> Written exercise
Your task is to copy the stretch of lines in the records below that begins with the line containing "Transcribe this image's" and ends with the line containing "Convert this screenshot", exactly as written, with nothing added.

** Begin **

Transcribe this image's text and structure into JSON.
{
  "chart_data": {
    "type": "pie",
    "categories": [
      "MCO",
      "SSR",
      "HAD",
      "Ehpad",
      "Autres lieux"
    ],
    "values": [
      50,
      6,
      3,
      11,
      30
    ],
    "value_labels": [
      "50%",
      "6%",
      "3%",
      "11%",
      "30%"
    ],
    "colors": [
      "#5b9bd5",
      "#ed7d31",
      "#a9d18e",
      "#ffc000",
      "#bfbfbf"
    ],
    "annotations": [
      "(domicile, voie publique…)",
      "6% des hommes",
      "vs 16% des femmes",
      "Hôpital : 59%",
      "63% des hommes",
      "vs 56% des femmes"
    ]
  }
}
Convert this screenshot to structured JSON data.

** End **
** Begin **

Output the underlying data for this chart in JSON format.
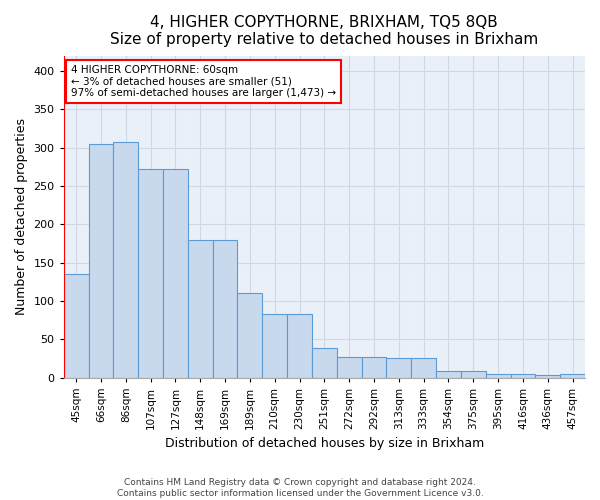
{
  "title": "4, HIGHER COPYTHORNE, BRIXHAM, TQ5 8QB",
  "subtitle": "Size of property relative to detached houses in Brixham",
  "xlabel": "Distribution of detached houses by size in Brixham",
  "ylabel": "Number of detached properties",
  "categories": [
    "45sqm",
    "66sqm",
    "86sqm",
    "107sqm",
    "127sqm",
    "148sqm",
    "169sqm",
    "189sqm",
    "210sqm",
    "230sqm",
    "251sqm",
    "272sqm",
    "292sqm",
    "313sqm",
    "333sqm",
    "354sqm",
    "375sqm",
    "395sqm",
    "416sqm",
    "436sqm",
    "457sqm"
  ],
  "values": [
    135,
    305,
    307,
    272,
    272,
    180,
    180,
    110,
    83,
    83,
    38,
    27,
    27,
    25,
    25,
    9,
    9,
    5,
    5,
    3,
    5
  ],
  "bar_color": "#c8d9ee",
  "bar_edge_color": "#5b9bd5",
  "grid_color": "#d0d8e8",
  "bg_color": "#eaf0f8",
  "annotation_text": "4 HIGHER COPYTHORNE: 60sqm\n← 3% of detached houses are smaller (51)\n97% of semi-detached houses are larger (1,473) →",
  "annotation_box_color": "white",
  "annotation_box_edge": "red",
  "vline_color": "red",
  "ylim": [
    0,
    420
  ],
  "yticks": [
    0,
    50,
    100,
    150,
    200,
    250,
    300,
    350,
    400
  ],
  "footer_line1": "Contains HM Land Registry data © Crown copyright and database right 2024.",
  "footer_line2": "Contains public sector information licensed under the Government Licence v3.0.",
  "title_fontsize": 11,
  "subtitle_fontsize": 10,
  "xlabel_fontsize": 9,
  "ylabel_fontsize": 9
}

** End **
** Begin **

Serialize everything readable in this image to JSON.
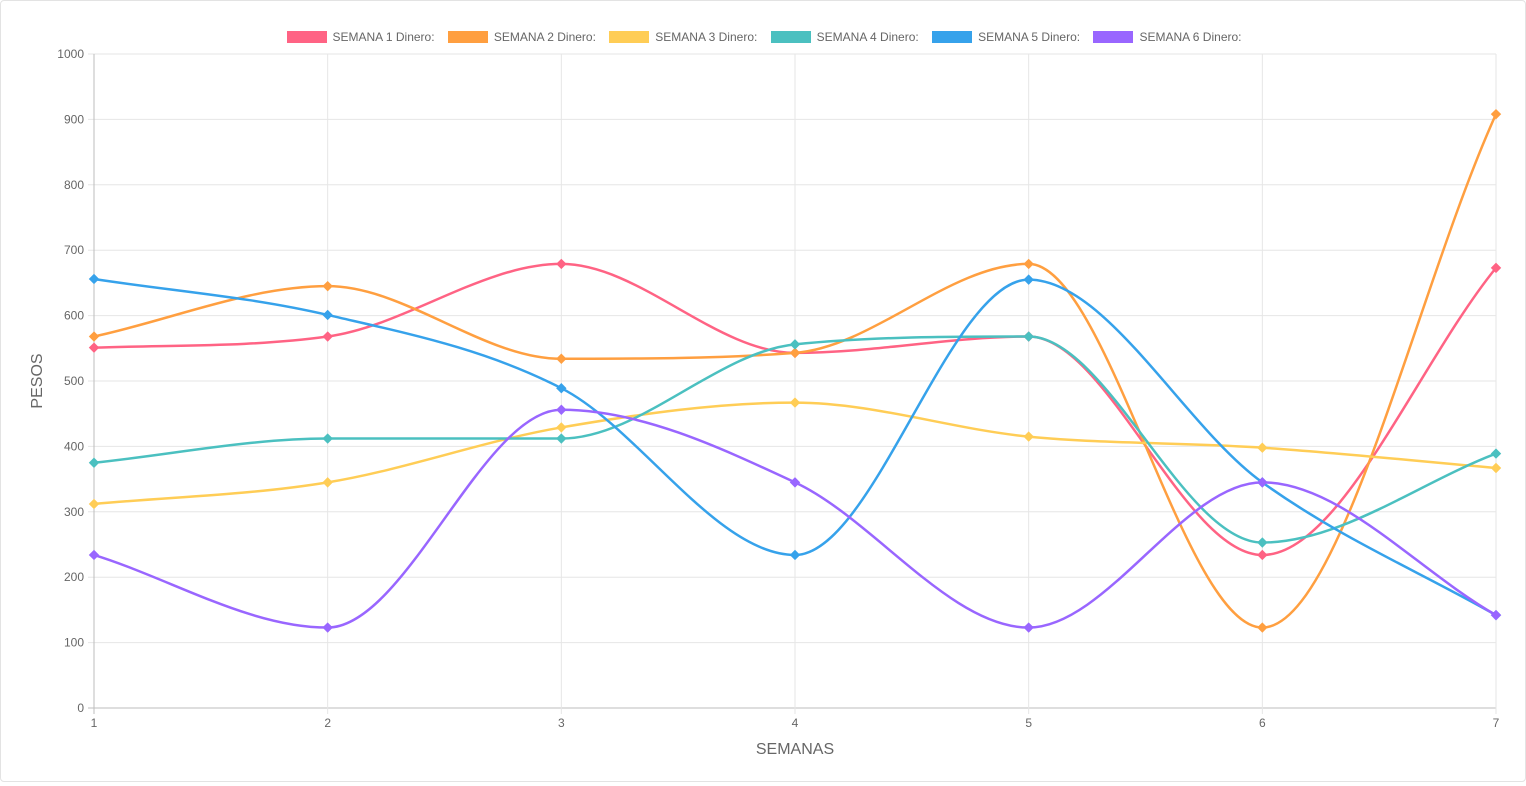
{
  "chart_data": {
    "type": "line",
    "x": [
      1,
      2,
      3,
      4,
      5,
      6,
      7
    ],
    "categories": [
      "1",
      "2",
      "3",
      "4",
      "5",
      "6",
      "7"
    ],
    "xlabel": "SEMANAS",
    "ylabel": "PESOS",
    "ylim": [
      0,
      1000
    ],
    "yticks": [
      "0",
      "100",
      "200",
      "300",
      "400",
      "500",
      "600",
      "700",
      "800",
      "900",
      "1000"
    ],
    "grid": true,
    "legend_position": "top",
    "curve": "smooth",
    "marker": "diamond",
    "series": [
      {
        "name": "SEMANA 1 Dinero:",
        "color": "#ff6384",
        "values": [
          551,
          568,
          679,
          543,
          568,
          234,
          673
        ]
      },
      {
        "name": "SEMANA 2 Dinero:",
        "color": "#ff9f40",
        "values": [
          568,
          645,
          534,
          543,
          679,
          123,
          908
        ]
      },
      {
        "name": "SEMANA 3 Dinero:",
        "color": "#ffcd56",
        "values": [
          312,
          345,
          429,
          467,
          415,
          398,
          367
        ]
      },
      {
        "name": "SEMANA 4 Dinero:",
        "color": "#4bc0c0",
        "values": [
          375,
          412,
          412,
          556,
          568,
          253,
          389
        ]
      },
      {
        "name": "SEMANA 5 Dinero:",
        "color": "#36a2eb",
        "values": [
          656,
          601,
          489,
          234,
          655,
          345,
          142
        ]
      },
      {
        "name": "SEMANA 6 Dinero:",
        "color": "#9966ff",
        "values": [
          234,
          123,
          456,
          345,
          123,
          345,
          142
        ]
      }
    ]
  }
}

** End **

> Answer to this exercise
Transcribe this image's text and structure into JSON.
{
  "chart_data": {
    "type": "pie",
    "categories": [
      "MCO",
      "SSR",
      "HAD",
      "Ehpad",
      "Autres lieux"
    ],
    "values": [
      50,
      6,
      3,
      11,
      30
    ],
    "value_labels": [
      "50%",
      "6%",
      "3%",
      "11%",
      "30%"
    ],
    "colors": [
      "#5b9bd5",
      "#ed7d31",
      "#a9d18e",
      "#ffc000",
      "#bfbfbf"
    ],
    "annotations": [
      "(domicile, voie publique…)",
      "6% des hommes",
      "vs 16% des femmes",
      "Hôpital : 59%",
      "63% des hommes",
      "vs 56% des femmes"
    ]
  }
}
Convert this screenshot to structured JSON data.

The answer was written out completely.